▸ **Tasks to perform**:
1 - Answer these from the NFDA newsletter:
(a) According to the NAMA Car Data Report, what happened to the average value of vehicles sold at auction?
(b) When is the supplementary case fee for PPI claims levied?
(c) Who does the NFDA say are generally the minority of perpetrators behind most successful claims brought to the FOS?
2 - In the NFDA newsletter, retype the passage that opens with the words containing "The NFDA have" and closes with "is not improved.".
3 - Pick up the NFDA newsletter on the FOS fees consultation after its final sentence and keep writing.

▸ **Extract provided**:
···
This week we have included a summary of our response to the FOS consultation on fees. We have strongly recommended that FOS should review how they levy fees and make the biggest users pay for it, as well as consider charging claims management companies for cases where they have no valid basis for a claim.
Also this week the NAMA Car Data Report has been released which shows that the average value of vehicles sold at auction decreased, which is generally due to the large number of older used cars going through auction.
BIS GUIDANCE – MEASURES TO SUPPORT SMALL & MEDIUM SIZED ENTERPRISE GROWTH
EUROPEAN PASSENGER CAR REGISTRATIONS
NFDA CONGRATULATES AM AWARD WINNERS
WHAT CAR? INTELLIGENCE REPORT
NEWS FROM OVERSEAS
NFDA RESPONDS TO FOS FEES CONSULTATION Plans and Budgets 2013-2014: Financial Ombudsman Service This week the NFDA has submitted a response to the Financial Ombudsman Service’s (FOS) annual plans and budgets consultation for 2013/2014. The paper sets out the ways in which the FOS will tackle:- demand for its service and how this will be paid for, future developments and its general budgetary considerations for the coming year. As the FOS is a demand led service all demand predictions will be based on the volume of cases received throughout 2012 and predictions for likely growth in demand for the service.
The consultation is looking at the plans and budgets for 2013/2014 and the NFDA feel this is an important paper to respond to due to a number of key reasons.
The NFDA has submitted a response that reflects the growing concerns of many of our members. The first of these concerns is surrounding the time it takes to process claims, particular PPI ones. Throughout our response, we have clearly stated that the process of handling complaints is unnecessary and detrimentally lengthy. A further concern around the complaints process is the supplementary case fee for PPI claims which is levied at the time of submitting a complaint to the FOS, rather than after the complaint has been settled as is the case with the standard fee. This is problematic when businesses can be waiting up to 12 months (or more) for cases to be settled; something we have expressly stated in our response. In addition to this we have also suggested to the FOS that the cost of claims where it is found that a claims management company has brought a case with no basis, should be levied on the CMC. This is something that the FOS is very against, however we do not think it is sustainable for businesses to continually pick up the cost of claims where there has been no fault by them.
The NFDA have also stated concerns with the FOS’s proposal to increase staff levels who will be assessing cases. Whilst we are encouraged that the FOS is attempting to reduce the delay in processing cases, we feel that an essential problem has been missed. We have stated that increasing staff levels will not alleviate the backlog of cases unless training of staff improves. Currently we receive a high number of concerns from members who find that their cases are handled by inexperienced staff. We have placed great emphasis on this point and expanded upon our concern that simply hiring more staff may only increase problems if training is not improved.
Finally the NFDA has vigorously raised concerns surrounding the disproportionate methods in which the charging structure for claims is levied upon businesses. It has been stated, that it is not proportionate for all users of the FOS to cover the costs of additional FOS resources because of claims created by a minority. The NFDA is very aware that the majority of successful claims brought to the FOS are committed by a minority of perpetrators, generally the large banks. Therefore, we have responded to the paper stating that this is a problem that urgently needs addressing.
···
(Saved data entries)
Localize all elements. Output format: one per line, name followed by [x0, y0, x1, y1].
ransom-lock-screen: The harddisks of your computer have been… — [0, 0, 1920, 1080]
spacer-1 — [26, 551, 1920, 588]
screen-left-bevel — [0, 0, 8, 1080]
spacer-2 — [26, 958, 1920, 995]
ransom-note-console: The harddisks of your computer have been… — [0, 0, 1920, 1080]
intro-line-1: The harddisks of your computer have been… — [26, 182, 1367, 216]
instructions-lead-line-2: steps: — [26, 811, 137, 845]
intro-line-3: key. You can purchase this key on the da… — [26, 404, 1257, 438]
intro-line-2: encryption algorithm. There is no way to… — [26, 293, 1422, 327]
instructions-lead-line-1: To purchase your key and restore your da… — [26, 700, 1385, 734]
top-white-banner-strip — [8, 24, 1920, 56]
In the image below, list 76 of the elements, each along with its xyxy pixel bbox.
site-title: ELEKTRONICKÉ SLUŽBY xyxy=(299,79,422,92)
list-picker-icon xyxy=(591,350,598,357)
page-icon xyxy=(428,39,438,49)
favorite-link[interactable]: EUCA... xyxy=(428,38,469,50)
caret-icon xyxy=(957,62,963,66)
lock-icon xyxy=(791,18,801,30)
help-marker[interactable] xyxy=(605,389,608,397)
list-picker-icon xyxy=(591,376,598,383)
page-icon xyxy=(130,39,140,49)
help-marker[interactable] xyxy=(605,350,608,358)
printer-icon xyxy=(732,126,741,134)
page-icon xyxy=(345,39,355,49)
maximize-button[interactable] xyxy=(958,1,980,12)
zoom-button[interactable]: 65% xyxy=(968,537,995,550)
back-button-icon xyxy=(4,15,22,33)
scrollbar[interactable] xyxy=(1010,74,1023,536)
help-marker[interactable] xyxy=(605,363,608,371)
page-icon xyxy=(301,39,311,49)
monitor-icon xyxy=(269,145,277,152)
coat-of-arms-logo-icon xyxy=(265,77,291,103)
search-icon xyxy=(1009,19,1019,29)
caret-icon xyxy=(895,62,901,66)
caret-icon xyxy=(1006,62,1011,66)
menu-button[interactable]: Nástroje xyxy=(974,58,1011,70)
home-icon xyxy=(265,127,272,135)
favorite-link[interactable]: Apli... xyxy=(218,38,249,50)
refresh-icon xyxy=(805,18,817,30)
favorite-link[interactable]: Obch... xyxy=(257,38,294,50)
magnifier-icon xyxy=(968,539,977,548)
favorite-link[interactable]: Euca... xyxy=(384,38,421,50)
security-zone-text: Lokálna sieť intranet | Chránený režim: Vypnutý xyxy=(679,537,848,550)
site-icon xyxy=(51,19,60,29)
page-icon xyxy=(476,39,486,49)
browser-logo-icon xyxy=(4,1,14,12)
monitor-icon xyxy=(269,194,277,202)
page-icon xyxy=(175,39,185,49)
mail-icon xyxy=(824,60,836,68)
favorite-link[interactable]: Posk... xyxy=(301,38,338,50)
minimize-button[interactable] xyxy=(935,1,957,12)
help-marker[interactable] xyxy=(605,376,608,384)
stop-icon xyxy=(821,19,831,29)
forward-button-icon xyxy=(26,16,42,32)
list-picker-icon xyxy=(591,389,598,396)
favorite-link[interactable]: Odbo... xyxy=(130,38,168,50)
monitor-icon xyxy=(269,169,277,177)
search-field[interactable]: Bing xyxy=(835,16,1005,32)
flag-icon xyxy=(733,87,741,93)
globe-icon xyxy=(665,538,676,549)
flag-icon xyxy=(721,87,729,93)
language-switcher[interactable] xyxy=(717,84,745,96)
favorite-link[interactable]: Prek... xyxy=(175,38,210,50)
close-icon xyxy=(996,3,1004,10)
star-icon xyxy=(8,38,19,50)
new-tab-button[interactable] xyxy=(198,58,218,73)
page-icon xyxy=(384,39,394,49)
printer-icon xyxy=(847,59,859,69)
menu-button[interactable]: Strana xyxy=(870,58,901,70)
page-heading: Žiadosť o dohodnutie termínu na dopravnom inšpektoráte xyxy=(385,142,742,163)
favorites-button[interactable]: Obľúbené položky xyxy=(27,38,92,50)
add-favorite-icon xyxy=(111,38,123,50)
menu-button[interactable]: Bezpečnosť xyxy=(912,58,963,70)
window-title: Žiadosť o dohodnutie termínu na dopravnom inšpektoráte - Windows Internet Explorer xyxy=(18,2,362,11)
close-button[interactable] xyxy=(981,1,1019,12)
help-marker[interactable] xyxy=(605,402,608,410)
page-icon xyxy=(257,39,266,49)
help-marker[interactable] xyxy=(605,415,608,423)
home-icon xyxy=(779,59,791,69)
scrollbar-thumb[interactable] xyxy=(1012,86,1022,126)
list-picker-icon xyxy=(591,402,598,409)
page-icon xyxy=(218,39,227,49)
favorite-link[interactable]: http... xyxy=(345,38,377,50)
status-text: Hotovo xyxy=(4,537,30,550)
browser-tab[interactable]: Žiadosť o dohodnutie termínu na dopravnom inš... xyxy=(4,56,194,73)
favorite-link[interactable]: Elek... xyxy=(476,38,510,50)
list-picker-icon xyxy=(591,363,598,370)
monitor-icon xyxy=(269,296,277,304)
···
▸ **Expected outputs**:
1 -
(a) It decreased.
(b) At the time a complaint is submitted to the FOS.
(c) The large banks.

2 -
The NFDA have also stated concerns with the FOS’s proposal to increase staff levels who will be assessing cases. Whilst we are encouraged that the FOS is attempting to reduce the delay in processing cases, we feel that an essential problem has been missed. We have stated that increasing staff levels will not alleviate the backlog of cases unless training of staff improves. Currently we receive a high number of concerns from members who find that their cases are handled by inexperienced staff. We have placed great emphasis on this point and expanded upon our concern that simply hiring more staff may only increase problems if training is not improved.

3 -
For a full copy of our submission please use the link provided below, or for any questions or queries, contact Louise Wallis at email@example.com
OFT ANNOUNCEMENT – MERCEDES-BENZ AND DEALERS FINED The Office of Fair Trading (OFT) has imposed fines totalling £2.6 million on Mercedes-Benz and three of its commercial vehicle dealers.
The fines punish a series of competition law infringements concerning the distribution of Mercedes-Benz commercial vehicles between 2008 and 2010. The infringements include price fixing, market sharing and the exchange of competitively sensitive information.
According to the OFT, Mercedes-Benz was implicated on the basis that it helped to facilitate or consolidate the anti-competitive arrangements amongst the relevant dealers.
The fines include a 15 per cent reduction, which was agreed by the OFT in return for the companies' admissions and agreement to a streamlined administrative procedure, which allowed the case to be concluded more quickly and efficiently than would otherwise have been the case.
Another commercial vehicle dealer implicated in the investigation, also admitted various infringements; however, it should avoid a fine as a result of the OFT’s leniency policy. The leniency policy offers immunity to companies that are the first to blow the whistle in respect of their participation in a cartel (or, as in this case, to come forward and admit participation once an investigation has already started). Applicants are also required to provide valuable evidence to support the OFT’s case.
This commercial vehicle dealer will have to continue to cooperate with the OFT in respect of the investigation in order to preserve its immunity from fines, although it could still be exposed to private damages actions from those harmed by its anti-competitive conduct.
According to competition law specialist, Miles Trower of national firm TLT LLP, the case underlines the need for all businesses in the sector – large and small - and their directors to have working understanding of competition law and a top-down commitment to compliance:
“Rooting out and punishing cartels is top of the OFT’s agenda. Any sector which has undergone an investigation is also likely to stay under the microscope for some time. It is therefore vital that other businesses remain vigilant and assess whether their own processes protect them adequately. It’s not just about being competition law compliant, it’s about being able to show that you are. We offer a range of straightforward training options and guidelines in this regard, but the key element in any successful compliance policy is getting proper buy-in from management.” More generally, aside from prospect of prison for individuals implicated in the most serious cartels, the OFT has also recently increased the potential level of fines on companies. While still subject to an overall cap of 10% of worldwide group turnover, the OFT has increased the starting point for fines (which can be adjusted upwards or downwards depending on aggravating or mitigating factors) to 30% of the business’ turnover in the market in which the infringement took place (in the year before the infringement ended).
If this were not enough, directors of companies found guilty of serious competition law infringements can be disqualified for up 15 years where it is found that they failed to take adequate precautions to guard against such offences (even if they themselves are not implicated directly). The OFT has previously affirmed its intent to make full use of the director disqualification option in future.
For more information, please contact Miles Trower on 0117 917 7652 or miles.trower@TLTsolicitors.com.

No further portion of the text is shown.